-- Recorded information --
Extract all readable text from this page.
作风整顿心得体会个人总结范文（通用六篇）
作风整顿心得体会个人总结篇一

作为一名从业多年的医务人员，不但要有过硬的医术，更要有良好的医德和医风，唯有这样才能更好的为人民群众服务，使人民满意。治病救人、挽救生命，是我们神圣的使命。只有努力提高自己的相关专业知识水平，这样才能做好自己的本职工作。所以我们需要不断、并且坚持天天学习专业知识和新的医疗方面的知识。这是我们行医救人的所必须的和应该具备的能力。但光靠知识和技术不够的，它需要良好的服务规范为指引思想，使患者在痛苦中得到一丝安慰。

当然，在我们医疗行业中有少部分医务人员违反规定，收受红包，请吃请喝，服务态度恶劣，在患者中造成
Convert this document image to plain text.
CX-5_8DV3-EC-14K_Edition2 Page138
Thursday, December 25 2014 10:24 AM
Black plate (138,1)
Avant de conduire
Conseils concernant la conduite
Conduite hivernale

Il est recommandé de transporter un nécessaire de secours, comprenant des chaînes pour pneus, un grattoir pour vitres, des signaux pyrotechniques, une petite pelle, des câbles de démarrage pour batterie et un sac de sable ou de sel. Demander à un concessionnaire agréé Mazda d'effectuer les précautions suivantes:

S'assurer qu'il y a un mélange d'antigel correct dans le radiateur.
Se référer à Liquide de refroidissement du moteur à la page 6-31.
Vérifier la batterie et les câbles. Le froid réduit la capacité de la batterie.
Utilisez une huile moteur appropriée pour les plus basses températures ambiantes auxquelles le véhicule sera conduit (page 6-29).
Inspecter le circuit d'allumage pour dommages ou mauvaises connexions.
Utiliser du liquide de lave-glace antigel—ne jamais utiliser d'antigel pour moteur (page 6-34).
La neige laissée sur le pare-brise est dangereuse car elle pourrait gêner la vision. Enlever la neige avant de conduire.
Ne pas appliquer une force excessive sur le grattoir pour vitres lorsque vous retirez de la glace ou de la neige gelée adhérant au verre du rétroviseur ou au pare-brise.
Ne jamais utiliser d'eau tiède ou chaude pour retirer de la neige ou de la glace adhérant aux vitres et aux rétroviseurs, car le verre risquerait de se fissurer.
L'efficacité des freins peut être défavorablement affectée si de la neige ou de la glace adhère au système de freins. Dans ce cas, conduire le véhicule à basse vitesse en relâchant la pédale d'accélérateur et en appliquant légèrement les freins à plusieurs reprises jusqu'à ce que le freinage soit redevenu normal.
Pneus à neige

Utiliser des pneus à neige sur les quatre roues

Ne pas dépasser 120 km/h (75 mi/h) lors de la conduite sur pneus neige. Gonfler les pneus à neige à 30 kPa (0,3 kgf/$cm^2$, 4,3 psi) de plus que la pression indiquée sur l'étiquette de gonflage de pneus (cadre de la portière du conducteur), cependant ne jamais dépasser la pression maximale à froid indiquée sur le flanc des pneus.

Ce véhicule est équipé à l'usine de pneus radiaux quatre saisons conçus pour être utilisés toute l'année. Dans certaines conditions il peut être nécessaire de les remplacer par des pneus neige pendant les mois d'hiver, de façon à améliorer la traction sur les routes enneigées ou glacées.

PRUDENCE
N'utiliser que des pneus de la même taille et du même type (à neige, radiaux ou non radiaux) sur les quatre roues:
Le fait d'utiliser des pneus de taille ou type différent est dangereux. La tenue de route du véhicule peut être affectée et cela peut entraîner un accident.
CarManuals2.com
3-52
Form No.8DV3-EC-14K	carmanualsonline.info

-- Problem statement --
Would you restate each of the entries word for word?

-- The result --
Extract all readable text from this page.
作风整顿心得体会个人总结范文（通用六篇）
作风整顿心得体会个人总结篇一

作为一名从业多年的医务人员，不但要有过硬的医术，更要有良好的医德和医风，唯有这样才能更好的为人民群众服务，使人民满意。治病救人、挽救生命，是我们神圣的使命。只有努力提高自己的相关专业知识水平，这样才能做好自己的本职工作。所以我们需要不断、并且坚持天天学习专业知识和新的医疗方面的知识。这是我们行医救人的所必须的和应该具备的能力。但光靠知识和技术不够的，它需要良好的服务规范为指引思想，使患者在痛苦中得到一丝安慰。

当然，在我们医疗行业中有少部分医务人员违反规定，收受红包，请吃请喝，服务态度恶劣，在患者中造成
Convert this document image to plain text.
CX-5_8DV3-EC-14K_Edition2 Page138
Thursday, December 25 2014 10:24 AM
Black plate (138,1)
Avant de conduire
Conseils concernant la conduite
Conduite hivernale

Il est recommandé de transporter un nécessaire de secours, comprenant des chaînes pour pneus, un grattoir pour vitres, des signaux pyrotechniques, une petite pelle, des câbles de démarrage pour batterie et un sac de sable ou de sel. Demander à un concessionnaire agréé Mazda d'effectuer les précautions suivantes:

S'assurer qu'il y a un mélange d'antigel correct dans le radiateur.
Se référer à Liquide de refroidissement du moteur à la page 6-31.
Vérifier la batterie et les câbles. Le froid réduit la capacité de la batterie.
Utilisez une huile moteur appropriée pour les plus basses températures ambiantes auxquelles le véhicule sera conduit (page 6-29).
Inspecter le circuit d'allumage pour dommages ou mauvaises connexions.
Utiliser du liquide de lave-glace antigel—ne jamais utiliser d'antigel pour moteur (page 6-34).
La neige laissée sur le pare-brise est dangereuse car elle pourrait gêner la vision. Enlever la neige avant de conduire.
Ne pas appliquer une force excessive sur le grattoir pour vitres lorsque vous retirez de la glace ou de la neige gelée adhérant au verre du rétroviseur ou au pare-brise.
Ne jamais utiliser d'eau tiède ou chaude pour retirer de la neige ou de la glace adhérant aux vitres et aux rétroviseurs, car le verre risquerait de se fissurer.
L'efficacité des freins peut être défavorablement affectée si de la neige ou de la glace adhère au système de freins. Dans ce cas, conduire le véhicule à basse vitesse en relâchant la pédale d'accélérateur et en appliquant légèrement les freins à plusieurs reprises jusqu'à ce que le freinage soit redevenu normal.
Pneus à neige

Utiliser des pneus à neige sur les quatre roues

Ne pas dépasser 120 km/h (75 mi/h) lors de la conduite sur pneus neige. Gonfler les pneus à neige à 30 kPa (0,3 kgf/$cm^2$, 4,3 psi) de plus que la pression indiquée sur l'étiquette de gonflage de pneus (cadre de la portière du conducteur), cependant ne jamais dépasser la pression maximale à froid indiquée sur le flanc des pneus.

Ce véhicule est équipé à l'usine de pneus radiaux quatre saisons conçus pour être utilisés toute l'année. Dans certaines conditions il peut être nécessaire de les remplacer par des pneus neige pendant les mois d'hiver, de façon à améliorer la traction sur les routes enneigées ou glacées.

PRUDENCE
N'utiliser que des pneus de la même taille et du même type (à neige, radiaux ou non radiaux) sur les quatre roues:
Le fait d'utiliser des pneus de taille ou type différent est dangereux. La tenue de route du véhicule peut être affectée et cela peut entraîner un accident.
CarManuals2.com
3-52
Form No.8DV3-EC-14K	carmanualsonline.info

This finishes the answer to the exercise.